▽

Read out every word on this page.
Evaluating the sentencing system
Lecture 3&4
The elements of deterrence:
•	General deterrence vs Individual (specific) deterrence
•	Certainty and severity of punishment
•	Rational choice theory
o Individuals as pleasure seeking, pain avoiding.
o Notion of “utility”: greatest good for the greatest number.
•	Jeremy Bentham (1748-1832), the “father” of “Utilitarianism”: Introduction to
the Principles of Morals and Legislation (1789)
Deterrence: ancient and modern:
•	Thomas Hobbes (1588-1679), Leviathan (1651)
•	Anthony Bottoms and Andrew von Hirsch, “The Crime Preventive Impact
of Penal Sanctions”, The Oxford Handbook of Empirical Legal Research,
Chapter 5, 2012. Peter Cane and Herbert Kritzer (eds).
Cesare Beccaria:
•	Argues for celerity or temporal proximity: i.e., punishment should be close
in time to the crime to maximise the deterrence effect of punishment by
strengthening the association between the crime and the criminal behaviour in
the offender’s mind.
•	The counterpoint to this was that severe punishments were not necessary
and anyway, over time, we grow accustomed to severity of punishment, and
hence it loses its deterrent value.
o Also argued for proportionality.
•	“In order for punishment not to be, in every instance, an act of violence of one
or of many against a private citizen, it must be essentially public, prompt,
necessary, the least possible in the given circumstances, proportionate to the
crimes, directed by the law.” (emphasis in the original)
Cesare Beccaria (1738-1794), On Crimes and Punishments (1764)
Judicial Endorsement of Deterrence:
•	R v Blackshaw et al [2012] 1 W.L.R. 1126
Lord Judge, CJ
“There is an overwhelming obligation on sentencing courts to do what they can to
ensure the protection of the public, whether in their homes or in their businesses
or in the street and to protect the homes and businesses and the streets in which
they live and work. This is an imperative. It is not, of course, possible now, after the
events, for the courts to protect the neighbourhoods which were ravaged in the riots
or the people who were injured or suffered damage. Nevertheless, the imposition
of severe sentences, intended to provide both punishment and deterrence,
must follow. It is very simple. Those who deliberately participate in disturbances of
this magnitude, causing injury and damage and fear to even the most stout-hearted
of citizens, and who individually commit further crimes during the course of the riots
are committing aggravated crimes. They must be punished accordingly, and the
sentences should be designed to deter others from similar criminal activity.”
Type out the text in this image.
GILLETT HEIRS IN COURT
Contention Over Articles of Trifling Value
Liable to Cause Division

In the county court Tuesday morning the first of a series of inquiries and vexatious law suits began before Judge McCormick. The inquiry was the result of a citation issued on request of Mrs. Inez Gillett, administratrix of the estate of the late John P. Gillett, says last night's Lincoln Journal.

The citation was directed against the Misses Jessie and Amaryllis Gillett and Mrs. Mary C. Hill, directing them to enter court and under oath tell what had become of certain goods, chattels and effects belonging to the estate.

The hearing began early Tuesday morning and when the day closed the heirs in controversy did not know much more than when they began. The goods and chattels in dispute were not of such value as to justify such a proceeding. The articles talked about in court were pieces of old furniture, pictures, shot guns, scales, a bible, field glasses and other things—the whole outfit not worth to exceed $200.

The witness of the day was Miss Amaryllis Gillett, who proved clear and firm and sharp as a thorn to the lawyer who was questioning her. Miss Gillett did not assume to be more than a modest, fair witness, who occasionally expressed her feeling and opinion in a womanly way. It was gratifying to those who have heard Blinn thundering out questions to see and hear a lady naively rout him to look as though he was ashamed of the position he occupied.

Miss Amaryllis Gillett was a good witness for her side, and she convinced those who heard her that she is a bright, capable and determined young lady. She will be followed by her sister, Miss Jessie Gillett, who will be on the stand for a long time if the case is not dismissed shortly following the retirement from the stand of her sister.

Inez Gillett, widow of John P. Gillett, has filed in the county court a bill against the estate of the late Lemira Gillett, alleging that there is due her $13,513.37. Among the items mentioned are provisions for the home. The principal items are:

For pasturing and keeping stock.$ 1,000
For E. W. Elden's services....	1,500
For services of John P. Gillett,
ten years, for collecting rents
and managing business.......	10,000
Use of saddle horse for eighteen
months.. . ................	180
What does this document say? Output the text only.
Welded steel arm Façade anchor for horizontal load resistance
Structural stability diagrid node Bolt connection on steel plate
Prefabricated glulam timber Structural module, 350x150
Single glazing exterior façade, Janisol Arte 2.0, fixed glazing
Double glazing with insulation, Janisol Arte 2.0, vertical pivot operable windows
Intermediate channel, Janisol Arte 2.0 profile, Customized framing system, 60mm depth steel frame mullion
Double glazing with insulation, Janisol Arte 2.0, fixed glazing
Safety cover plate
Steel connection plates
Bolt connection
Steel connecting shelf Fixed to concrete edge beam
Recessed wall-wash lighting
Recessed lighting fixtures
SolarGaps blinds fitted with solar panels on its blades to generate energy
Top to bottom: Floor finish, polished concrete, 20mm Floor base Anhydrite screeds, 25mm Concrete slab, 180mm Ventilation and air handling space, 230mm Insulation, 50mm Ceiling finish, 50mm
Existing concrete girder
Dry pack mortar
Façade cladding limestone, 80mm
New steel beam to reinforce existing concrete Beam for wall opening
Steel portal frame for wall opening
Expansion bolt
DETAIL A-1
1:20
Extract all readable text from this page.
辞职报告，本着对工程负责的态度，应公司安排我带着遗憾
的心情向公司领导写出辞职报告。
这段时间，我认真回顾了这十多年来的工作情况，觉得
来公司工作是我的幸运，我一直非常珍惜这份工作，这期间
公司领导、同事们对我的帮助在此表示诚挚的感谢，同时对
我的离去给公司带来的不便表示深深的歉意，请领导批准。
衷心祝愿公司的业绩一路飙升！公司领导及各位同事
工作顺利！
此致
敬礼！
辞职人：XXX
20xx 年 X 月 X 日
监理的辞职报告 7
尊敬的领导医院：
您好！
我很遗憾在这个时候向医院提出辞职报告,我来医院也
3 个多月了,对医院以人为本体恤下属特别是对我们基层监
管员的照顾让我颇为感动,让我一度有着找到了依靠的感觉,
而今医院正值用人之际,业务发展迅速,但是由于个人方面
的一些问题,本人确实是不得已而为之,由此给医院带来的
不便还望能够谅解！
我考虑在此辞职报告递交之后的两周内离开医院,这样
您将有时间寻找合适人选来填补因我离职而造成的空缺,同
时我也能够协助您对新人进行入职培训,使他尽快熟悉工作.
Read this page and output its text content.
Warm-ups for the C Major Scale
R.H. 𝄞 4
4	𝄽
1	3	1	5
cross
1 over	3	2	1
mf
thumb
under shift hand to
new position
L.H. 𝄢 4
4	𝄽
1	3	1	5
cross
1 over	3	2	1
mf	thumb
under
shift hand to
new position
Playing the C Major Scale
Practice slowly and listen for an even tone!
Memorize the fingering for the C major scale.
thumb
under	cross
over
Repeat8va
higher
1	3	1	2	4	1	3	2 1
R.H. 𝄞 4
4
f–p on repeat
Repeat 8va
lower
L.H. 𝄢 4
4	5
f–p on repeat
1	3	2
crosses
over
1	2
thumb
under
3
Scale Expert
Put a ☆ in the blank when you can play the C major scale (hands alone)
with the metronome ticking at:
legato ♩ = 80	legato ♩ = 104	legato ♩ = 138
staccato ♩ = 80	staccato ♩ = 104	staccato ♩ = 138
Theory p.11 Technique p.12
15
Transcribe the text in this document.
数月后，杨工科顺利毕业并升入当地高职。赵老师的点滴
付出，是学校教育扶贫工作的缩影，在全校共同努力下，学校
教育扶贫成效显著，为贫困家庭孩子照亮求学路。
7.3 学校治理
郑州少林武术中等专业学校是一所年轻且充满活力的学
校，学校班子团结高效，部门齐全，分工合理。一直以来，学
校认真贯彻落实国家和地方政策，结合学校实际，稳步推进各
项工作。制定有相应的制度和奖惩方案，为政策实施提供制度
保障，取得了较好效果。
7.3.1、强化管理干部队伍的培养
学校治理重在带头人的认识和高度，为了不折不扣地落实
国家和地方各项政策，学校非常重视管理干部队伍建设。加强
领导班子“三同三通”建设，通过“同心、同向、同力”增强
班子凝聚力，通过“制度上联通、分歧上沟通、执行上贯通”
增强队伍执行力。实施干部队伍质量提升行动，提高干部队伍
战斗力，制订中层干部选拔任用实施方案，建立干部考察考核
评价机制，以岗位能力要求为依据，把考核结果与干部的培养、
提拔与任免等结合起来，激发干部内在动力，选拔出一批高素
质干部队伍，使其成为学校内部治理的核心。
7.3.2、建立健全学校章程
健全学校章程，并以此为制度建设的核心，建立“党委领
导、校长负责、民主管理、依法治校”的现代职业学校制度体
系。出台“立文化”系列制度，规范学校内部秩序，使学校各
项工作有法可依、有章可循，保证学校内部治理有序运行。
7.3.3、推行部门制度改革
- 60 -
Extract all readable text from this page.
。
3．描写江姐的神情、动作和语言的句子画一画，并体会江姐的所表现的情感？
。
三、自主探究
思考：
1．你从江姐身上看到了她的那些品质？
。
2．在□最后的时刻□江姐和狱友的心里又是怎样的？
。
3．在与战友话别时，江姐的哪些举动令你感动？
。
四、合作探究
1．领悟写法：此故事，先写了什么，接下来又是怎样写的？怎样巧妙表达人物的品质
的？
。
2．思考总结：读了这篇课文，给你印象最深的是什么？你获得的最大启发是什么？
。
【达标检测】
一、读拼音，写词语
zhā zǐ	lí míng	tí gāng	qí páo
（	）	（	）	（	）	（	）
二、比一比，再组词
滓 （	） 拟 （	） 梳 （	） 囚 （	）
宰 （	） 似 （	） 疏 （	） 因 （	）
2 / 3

△

--- Given exercise ---
Copy out all lines from the material above that contain the string "text".

--- The answer ---
Type out the text in this image.
What does this document say? Output the text only.
Extract all readable text from this page.
Read this page and output its text content.
Transcribe the text in this document.
Extract all readable text from this page.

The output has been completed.